Problem details: Search the data below for the word "Angaben" and copy each line that holds it.

Dataset extract:
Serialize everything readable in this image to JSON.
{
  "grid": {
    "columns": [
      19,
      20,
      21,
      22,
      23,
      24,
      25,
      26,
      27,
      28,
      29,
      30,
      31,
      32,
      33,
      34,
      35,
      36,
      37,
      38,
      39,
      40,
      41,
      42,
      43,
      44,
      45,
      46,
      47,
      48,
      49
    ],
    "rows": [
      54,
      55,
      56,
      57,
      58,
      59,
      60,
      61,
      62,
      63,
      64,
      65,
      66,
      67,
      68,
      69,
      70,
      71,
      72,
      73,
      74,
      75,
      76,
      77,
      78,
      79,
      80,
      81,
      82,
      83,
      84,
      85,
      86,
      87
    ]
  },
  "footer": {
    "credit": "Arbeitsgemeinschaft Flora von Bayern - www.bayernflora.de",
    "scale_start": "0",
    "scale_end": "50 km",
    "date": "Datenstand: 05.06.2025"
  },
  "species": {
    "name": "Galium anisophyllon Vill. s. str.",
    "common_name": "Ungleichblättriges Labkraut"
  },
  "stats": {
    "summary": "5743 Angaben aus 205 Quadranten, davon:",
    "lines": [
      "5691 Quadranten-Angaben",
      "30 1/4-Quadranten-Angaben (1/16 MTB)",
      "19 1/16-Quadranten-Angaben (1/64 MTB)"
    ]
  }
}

Reply to the task:
    "summary": "5743 Angaben aus 205 Quadranten, davon:",
      "5691 Quadranten-Angaben",
      "30 1/4-Quadranten-Angaben (1/16 MTB)",
      "19 1/16-Quadranten-Angaben (1/64 MTB)"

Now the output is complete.